Page element annotations

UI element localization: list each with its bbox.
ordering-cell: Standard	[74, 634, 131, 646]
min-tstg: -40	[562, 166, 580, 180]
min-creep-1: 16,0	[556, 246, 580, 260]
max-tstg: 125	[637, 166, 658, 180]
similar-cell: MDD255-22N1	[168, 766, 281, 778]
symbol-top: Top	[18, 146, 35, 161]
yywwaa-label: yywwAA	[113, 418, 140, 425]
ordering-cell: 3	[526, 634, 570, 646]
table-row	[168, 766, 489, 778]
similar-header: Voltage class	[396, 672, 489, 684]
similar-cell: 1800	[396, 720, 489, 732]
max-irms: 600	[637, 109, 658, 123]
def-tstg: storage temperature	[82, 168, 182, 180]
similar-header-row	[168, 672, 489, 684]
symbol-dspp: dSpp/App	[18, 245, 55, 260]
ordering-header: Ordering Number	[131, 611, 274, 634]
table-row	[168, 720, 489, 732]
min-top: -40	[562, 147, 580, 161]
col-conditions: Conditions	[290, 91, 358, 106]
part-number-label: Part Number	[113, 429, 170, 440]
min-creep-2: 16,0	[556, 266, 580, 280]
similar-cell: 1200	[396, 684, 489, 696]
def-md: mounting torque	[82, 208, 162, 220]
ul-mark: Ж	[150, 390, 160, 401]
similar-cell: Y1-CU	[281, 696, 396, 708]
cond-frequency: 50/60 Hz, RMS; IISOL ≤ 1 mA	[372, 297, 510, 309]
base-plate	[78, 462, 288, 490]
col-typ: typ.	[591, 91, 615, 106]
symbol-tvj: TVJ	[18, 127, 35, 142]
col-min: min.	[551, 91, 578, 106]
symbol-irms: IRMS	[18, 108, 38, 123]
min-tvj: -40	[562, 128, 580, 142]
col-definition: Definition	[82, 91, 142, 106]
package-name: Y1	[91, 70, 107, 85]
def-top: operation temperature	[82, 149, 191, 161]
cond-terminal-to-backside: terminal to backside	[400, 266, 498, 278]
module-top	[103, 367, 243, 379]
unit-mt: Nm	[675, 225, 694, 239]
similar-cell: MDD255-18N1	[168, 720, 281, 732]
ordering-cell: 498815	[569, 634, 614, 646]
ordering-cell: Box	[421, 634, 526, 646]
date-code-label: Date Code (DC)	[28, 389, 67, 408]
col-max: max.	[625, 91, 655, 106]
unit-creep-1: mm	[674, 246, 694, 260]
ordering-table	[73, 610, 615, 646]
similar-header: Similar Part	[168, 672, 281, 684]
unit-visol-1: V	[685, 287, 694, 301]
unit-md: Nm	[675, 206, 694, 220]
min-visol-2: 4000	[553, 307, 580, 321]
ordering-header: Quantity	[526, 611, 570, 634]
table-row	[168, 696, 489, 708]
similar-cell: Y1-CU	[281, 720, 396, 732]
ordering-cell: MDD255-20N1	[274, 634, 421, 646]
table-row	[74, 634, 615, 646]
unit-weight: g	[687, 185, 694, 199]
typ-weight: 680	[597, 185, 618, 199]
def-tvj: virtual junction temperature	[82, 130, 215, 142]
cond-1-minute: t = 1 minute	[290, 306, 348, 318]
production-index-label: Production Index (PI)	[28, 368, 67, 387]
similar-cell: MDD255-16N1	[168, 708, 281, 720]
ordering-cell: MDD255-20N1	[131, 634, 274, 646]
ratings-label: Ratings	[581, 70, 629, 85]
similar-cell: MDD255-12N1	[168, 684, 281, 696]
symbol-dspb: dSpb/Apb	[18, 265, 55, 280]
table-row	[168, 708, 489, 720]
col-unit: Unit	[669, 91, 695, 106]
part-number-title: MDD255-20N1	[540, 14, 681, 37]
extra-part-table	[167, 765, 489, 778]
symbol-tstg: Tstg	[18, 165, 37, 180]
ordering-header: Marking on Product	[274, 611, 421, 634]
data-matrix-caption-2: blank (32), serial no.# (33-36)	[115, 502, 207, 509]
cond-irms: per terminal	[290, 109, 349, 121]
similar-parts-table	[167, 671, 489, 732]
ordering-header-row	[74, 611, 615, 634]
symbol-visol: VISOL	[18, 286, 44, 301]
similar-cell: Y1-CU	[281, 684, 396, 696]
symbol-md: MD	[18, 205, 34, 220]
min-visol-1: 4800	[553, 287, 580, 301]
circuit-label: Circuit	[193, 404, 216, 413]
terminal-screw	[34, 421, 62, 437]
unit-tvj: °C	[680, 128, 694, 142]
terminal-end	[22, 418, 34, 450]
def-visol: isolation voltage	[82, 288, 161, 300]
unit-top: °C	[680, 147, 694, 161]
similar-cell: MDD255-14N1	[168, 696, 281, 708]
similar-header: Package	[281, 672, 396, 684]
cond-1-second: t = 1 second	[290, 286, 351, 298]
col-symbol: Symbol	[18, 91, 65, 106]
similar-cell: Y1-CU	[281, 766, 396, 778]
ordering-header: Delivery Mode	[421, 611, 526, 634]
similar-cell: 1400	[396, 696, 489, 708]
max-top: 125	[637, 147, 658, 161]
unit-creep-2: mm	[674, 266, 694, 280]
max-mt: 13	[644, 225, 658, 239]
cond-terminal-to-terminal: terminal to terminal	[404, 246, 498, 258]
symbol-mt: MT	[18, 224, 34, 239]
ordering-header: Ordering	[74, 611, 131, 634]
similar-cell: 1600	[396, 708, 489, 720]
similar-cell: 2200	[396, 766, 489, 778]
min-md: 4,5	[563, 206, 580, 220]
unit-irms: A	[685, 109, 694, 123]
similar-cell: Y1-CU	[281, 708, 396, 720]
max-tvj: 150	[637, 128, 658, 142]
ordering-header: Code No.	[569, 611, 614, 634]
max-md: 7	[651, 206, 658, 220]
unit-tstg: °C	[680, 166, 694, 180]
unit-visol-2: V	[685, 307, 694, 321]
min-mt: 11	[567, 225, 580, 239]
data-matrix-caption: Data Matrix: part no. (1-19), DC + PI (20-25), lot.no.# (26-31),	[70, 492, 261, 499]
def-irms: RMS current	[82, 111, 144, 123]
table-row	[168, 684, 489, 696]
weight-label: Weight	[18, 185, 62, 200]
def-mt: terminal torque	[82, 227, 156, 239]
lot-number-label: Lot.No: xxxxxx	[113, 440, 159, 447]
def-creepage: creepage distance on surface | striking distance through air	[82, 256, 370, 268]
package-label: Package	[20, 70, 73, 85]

What you need to do —
Reproduce the records above verbatim, starting from the first line and ending with the line that contains "766, 281, 778]". Include both of these lines.

Solution to this exercise —
UI element localization: list each with its bbox.
ordering-cell: Standard	[74, 634, 131, 646]
min-tstg: -40	[562, 166, 580, 180]
min-creep-1: 16,0	[556, 246, 580, 260]
max-tstg: 125	[637, 166, 658, 180]
similar-cell: MDD255-22N1	[168, 766, 281, 778]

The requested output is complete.